Stored records:
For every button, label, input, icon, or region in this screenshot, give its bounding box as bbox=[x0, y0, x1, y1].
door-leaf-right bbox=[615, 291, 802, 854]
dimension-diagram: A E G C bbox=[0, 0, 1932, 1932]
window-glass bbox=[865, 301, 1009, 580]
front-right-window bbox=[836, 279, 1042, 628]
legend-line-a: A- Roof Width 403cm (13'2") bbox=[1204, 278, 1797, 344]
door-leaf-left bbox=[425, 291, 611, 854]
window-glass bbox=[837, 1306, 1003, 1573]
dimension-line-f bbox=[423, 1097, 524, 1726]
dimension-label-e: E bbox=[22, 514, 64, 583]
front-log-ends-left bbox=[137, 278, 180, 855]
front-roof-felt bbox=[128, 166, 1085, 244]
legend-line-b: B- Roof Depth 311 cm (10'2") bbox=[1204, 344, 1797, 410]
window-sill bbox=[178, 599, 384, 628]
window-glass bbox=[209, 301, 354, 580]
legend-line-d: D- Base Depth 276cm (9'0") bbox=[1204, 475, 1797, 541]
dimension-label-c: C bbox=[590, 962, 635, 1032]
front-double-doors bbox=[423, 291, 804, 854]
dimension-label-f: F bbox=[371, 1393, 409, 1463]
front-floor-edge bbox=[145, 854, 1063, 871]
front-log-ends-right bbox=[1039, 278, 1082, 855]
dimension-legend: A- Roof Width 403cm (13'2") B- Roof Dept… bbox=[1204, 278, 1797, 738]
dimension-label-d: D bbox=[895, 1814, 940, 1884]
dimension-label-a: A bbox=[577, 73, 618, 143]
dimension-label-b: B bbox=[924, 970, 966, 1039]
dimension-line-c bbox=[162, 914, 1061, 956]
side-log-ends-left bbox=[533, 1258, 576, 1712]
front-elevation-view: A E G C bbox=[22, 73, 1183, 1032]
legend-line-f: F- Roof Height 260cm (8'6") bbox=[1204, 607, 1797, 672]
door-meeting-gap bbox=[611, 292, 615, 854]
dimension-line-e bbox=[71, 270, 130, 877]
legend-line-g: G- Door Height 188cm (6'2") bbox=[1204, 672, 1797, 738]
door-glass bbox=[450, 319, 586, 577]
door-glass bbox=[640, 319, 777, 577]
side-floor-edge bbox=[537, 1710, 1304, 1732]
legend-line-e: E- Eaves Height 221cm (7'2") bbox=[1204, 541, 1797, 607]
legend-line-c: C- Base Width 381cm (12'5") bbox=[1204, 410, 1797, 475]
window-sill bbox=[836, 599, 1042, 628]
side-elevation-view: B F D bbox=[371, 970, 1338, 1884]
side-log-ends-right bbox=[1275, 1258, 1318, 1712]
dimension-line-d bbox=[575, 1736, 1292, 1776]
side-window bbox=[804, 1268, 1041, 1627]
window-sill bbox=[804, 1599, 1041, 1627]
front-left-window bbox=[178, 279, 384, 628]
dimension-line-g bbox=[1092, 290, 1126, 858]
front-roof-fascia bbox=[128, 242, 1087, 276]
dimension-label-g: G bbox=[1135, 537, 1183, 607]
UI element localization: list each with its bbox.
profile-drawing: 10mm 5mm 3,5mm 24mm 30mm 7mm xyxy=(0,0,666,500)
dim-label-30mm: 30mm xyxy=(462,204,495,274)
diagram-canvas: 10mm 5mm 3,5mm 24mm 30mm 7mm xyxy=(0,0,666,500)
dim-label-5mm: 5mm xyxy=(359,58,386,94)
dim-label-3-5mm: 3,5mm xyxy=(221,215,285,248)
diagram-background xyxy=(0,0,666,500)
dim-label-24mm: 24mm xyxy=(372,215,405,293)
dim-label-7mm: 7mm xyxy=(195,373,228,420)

WHAT IS ASKED →
Copy the records word for word from their first line through the line containing "front-roof-felt bbox=[128, 166, 1085, 244]", including both of those lines.

OUTPUT BELOW →
For every button, label, input, icon, or region in this screenshot, give its bounding box as bbox=[x0, y0, x1, y1].
door-leaf-right bbox=[615, 291, 802, 854]
dimension-diagram: A E G C bbox=[0, 0, 1932, 1932]
window-glass bbox=[865, 301, 1009, 580]
front-right-window bbox=[836, 279, 1042, 628]
legend-line-a: A- Roof Width 403cm (13'2") bbox=[1204, 278, 1797, 344]
door-leaf-left bbox=[425, 291, 611, 854]
window-glass bbox=[837, 1306, 1003, 1573]
dimension-line-f bbox=[423, 1097, 524, 1726]
dimension-label-e: E bbox=[22, 514, 64, 583]
front-log-ends-left bbox=[137, 278, 180, 855]
front-roof-felt bbox=[128, 166, 1085, 244]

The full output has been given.